Exercise text:
NFL: Carolina Panthers at Tampa Bay Buccaneers Kim Klement-USA TODAY Sports

The Cleveland Browns may be catching break on Sunday when they host the Carolina Panthers at FirstEnergy Stadium.

The Panthers come into the game riding a four-game losing streak and with starting quarterback Cam Newton sporting a sore right shoulder that has coincided with Carolina’s fading playoff hopes.

While Newton and the team has been putting on a good front about the extent of the injury, the results speak for themselves, as Jonathan Jones at si.com pointed out this week:

In last week’s loss to Tampa Bay, Newton was subbed out for backup Taylor Heinicke for a second time this season to throw a Hail Mary. In the past three weeks on passes traveling at least 15 yards, Newton is 6-for-19 with one touchdown and four interceptions. On throws traveling more than 20 yards, he’s 3-for-12. The greatest air distance he’s gotten on a completed pass all season is 40.5 yards, which is third-worst in the league behind 39-year-old Josh McCown and rookie Nick Mullens. A second offseason shoulder surgery in three years is likely for Newton once the season is complete.

Input data:
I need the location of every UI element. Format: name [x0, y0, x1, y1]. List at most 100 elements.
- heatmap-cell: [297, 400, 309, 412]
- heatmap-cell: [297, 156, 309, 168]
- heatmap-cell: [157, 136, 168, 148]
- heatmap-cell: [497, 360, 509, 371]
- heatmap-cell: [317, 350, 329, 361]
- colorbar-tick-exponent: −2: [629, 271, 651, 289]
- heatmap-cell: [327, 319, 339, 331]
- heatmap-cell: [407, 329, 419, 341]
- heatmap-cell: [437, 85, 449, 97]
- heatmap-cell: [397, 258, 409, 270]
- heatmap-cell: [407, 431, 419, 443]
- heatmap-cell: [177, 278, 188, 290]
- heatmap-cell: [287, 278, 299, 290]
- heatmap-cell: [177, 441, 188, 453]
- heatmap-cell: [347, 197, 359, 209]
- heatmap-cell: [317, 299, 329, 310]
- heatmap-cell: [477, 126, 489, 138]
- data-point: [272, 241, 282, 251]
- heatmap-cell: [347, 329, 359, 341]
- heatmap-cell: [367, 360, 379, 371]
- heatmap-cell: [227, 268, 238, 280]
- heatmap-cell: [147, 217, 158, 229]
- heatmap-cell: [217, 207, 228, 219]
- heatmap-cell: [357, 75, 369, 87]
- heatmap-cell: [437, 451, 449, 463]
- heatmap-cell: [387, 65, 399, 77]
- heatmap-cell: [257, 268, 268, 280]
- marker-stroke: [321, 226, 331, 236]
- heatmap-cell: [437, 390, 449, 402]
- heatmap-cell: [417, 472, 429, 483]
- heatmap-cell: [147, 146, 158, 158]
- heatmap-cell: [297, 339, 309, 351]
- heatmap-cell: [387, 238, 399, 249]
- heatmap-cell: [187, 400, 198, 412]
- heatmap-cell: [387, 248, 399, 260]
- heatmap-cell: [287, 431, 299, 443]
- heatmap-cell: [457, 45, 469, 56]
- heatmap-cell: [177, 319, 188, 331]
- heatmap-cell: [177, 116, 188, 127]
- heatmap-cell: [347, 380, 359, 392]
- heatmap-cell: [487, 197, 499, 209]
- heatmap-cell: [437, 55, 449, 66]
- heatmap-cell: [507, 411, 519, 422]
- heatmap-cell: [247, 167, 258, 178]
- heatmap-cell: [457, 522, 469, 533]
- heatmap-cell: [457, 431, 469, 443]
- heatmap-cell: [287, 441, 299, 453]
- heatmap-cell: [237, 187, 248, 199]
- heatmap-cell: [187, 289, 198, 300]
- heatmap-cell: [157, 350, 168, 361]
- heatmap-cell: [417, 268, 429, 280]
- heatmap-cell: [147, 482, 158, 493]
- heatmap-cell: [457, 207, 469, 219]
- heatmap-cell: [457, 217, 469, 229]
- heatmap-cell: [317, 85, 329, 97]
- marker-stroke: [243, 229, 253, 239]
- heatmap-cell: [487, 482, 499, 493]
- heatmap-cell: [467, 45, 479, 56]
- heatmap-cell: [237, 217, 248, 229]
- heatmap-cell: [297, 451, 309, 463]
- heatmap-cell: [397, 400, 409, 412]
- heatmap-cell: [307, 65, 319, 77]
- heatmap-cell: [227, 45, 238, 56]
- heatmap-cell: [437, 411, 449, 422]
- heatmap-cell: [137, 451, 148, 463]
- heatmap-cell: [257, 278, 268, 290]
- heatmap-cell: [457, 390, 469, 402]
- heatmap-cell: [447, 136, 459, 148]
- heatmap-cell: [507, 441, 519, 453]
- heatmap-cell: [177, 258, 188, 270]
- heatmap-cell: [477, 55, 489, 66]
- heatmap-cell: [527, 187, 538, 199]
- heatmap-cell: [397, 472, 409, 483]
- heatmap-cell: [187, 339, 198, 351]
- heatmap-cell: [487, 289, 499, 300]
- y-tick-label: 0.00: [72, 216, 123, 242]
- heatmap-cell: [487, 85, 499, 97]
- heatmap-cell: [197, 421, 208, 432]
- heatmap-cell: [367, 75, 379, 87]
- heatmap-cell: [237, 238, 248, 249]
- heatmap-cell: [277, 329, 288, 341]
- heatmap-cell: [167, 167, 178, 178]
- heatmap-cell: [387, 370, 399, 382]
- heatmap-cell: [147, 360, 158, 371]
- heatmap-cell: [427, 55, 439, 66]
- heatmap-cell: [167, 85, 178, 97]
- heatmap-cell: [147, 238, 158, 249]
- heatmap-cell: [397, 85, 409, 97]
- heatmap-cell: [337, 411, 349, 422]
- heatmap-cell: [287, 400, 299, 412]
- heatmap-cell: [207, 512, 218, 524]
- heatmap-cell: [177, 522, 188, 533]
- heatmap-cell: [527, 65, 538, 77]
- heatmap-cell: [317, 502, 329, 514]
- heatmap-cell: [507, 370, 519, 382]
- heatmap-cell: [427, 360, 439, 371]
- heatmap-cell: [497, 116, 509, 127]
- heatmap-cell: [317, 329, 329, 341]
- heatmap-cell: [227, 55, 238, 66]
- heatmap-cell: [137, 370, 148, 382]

Task instructions:
1 > Please decide whether each statement agrees with the Panthers article, answering yes or no and quoting the words of the article that decide it: (a) The Panthers arrive at the game having lost four games in a row. (b) The Browns will play this game at the Panthers' home stadium. (c) The loss to Tampa Bay was the first time this season Newton came out of a game so Taylor Heinicke could throw a Hail Mary.
2 > Continue the Panthers article from the point where it stops.
The items are not related to the Panthers article.

Outputs for the tasks:
1 >
(a) Yes: "The Panthers come into the game riding a four-game losing streak"
(b) No: "when they host the Carolina Panthers at FirstEnergy Stadium"
(c) No: "Newton was subbed out for backup Taylor Heinicke for a second time this season to throw a Hail Mary"

2 >
Newton may be hurting, but the Browns are still wary of what he can do on the field, as safety Jabrill Peppers told ohio.com:

“A guy that big and can move that well and is so nimble, it definitely creates a problem in terms of bringing him down in the pocket or even when he gets out on those designed quarterback runs. He can be a problem. He’s 6-5, 250-260. He’s bigger than most running backs. We’re just going to try to make him beat us with his arm.”

Not having to worry about the deep ball would certainly be a plus for the Browns, especially given that the Panthers enter this week’s game averaging 140.8 yards per game, the league’s second-best mark. Carolina took it to another level the past two weeks as they averaged 194 rushing yards and 8.45 yards per carry in their games against the Seattle Seahawks and Tampa Bay Buccaneers.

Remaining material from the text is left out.